Lines containing the word "into" are the ones to copy from the records below.
====== Data section ======
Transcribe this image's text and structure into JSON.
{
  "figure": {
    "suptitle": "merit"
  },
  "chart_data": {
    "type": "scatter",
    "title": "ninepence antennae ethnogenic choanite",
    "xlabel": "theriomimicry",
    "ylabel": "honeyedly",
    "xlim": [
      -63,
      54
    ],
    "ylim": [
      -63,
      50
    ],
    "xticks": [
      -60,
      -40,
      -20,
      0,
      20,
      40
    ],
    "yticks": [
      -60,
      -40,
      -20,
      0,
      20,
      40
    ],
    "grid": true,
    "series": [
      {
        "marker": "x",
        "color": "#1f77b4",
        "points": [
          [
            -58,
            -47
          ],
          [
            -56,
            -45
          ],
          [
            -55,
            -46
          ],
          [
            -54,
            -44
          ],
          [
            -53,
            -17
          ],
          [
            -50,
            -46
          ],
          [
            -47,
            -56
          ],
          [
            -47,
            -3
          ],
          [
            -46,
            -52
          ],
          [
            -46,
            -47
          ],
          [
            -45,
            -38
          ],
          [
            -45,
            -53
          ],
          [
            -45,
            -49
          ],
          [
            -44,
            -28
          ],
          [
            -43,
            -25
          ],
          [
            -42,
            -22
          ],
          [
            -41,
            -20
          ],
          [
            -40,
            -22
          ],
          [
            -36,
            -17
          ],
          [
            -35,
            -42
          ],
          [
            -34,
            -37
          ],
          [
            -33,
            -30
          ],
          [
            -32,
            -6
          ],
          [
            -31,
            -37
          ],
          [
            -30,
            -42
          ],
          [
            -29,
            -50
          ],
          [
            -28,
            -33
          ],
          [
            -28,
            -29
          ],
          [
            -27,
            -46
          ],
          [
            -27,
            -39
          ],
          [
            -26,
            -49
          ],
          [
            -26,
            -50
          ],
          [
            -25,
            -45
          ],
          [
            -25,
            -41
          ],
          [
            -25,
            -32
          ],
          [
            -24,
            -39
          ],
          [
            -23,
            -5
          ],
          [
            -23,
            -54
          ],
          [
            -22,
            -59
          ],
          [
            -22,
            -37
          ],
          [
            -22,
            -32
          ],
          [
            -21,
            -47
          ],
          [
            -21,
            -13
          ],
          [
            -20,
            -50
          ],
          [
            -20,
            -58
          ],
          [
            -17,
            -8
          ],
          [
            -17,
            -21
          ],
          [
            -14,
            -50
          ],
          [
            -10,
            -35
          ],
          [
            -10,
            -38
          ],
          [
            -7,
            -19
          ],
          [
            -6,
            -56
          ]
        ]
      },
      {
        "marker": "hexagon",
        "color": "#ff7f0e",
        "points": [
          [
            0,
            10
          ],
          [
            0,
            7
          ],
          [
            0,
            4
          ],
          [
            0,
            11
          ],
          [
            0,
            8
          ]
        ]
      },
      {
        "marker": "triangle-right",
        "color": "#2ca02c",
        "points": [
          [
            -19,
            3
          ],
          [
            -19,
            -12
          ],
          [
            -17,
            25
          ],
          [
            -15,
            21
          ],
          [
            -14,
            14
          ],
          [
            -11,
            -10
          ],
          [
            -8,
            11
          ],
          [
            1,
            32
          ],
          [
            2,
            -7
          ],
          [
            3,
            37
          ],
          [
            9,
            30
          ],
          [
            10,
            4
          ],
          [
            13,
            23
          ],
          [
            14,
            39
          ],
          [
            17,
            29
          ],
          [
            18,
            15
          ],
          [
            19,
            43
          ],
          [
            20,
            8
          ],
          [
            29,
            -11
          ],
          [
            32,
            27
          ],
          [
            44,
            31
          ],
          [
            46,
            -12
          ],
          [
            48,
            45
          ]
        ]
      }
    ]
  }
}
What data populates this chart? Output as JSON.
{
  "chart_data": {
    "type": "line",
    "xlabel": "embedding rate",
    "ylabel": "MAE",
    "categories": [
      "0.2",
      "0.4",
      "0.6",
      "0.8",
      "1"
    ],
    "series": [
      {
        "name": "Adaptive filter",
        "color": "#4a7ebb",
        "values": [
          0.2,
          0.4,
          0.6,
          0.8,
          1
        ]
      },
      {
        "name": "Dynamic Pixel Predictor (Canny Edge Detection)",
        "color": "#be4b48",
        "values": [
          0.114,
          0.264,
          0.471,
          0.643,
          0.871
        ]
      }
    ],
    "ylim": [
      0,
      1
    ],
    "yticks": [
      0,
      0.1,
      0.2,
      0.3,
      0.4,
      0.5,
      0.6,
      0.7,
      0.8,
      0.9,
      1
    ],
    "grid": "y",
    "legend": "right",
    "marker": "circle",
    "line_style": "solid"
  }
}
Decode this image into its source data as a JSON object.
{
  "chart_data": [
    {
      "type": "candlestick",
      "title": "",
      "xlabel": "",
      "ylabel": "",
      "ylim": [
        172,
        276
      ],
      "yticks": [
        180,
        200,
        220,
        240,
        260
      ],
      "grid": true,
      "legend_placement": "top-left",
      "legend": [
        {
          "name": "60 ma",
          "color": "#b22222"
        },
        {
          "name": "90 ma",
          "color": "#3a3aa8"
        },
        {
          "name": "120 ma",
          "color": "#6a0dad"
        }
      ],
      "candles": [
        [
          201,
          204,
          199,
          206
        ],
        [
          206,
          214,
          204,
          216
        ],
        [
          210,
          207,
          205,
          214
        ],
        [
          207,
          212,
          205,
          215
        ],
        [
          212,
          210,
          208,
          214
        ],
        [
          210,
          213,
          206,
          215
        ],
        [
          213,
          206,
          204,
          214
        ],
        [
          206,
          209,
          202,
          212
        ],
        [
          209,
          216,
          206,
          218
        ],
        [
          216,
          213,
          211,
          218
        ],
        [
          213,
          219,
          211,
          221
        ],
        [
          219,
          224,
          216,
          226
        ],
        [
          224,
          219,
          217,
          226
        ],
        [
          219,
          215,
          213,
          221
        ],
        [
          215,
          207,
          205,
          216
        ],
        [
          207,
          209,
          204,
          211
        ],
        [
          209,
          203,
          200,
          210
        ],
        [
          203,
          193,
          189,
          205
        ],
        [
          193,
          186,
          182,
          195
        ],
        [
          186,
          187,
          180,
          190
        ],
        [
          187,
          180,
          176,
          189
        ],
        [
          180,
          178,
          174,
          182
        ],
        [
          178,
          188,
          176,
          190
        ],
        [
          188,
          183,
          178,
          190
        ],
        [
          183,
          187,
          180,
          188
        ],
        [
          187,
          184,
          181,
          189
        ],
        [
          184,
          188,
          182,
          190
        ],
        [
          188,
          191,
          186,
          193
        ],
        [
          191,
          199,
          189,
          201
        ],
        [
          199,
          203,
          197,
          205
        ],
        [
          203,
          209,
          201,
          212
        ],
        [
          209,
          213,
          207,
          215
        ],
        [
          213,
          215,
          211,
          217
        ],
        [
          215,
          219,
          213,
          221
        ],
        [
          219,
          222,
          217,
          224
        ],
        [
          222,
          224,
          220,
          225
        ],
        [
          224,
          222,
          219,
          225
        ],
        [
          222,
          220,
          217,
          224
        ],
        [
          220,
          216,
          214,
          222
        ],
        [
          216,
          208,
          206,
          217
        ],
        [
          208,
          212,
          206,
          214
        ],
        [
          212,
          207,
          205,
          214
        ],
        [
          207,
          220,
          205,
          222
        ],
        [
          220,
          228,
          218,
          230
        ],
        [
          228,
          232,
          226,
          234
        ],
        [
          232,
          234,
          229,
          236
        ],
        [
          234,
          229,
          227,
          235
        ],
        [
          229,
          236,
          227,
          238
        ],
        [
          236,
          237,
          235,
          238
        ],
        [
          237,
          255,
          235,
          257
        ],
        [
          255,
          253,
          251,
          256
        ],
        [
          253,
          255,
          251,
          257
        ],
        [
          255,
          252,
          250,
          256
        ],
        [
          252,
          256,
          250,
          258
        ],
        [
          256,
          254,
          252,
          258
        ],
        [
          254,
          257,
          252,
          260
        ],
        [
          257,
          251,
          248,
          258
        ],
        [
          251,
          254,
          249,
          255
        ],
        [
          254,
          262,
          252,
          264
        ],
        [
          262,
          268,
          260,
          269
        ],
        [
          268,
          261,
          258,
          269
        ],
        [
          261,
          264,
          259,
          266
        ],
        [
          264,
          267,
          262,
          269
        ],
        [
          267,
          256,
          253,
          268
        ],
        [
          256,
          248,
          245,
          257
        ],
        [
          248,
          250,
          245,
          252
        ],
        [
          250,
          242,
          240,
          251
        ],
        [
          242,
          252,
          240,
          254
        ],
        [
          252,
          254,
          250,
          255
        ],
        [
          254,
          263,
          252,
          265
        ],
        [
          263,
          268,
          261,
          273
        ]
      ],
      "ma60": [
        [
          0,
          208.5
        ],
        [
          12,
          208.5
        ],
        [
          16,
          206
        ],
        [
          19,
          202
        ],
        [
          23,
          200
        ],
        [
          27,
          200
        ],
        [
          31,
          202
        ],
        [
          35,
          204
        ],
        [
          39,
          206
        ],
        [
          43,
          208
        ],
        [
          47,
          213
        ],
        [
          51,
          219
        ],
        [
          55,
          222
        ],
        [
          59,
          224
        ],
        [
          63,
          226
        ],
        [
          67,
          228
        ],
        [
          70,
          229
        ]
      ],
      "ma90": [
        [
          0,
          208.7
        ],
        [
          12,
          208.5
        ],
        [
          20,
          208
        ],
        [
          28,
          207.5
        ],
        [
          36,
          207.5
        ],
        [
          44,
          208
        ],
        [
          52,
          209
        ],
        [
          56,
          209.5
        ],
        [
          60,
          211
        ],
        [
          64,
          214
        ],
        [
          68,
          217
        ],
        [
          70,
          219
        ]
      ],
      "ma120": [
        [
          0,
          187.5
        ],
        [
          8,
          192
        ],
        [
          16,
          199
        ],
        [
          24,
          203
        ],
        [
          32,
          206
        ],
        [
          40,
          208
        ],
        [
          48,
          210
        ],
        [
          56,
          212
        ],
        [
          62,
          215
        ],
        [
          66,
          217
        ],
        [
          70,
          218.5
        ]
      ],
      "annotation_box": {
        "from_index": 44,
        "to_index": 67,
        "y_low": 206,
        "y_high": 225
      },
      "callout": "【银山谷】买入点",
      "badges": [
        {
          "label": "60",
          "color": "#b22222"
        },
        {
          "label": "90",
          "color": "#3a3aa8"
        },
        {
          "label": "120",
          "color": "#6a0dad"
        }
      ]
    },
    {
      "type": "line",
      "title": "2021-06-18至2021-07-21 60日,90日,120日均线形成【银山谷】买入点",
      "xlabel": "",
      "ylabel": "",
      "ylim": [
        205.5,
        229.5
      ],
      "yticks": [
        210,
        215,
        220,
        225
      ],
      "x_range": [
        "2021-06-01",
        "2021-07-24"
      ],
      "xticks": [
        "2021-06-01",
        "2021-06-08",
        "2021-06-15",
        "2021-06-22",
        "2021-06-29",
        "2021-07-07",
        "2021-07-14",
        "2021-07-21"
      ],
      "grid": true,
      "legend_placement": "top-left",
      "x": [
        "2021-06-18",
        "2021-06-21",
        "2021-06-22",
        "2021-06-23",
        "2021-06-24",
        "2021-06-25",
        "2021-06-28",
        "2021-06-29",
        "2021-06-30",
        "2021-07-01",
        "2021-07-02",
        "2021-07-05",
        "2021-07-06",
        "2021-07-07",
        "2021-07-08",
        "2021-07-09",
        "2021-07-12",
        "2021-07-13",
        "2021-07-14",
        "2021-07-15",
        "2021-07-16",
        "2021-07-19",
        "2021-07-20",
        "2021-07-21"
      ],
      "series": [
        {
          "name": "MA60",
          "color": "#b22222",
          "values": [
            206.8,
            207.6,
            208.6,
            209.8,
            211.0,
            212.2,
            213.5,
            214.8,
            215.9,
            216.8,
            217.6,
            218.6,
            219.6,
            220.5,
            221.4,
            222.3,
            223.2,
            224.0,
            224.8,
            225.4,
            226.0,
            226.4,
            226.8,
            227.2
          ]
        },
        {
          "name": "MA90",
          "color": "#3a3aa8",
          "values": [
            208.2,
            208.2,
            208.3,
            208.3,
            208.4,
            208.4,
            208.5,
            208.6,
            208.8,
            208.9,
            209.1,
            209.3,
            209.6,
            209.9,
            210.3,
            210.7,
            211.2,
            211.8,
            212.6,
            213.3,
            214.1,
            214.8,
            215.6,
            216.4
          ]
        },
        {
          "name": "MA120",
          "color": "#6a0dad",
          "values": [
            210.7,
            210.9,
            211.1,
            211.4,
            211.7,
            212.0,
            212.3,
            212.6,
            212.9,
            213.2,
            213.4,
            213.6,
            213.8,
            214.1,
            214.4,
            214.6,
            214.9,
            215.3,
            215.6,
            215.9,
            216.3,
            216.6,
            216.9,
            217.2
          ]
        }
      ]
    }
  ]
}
======
Exercise output:
Transcribe this image's text and structure into JSON.
Decode this image into its source data as a JSON object.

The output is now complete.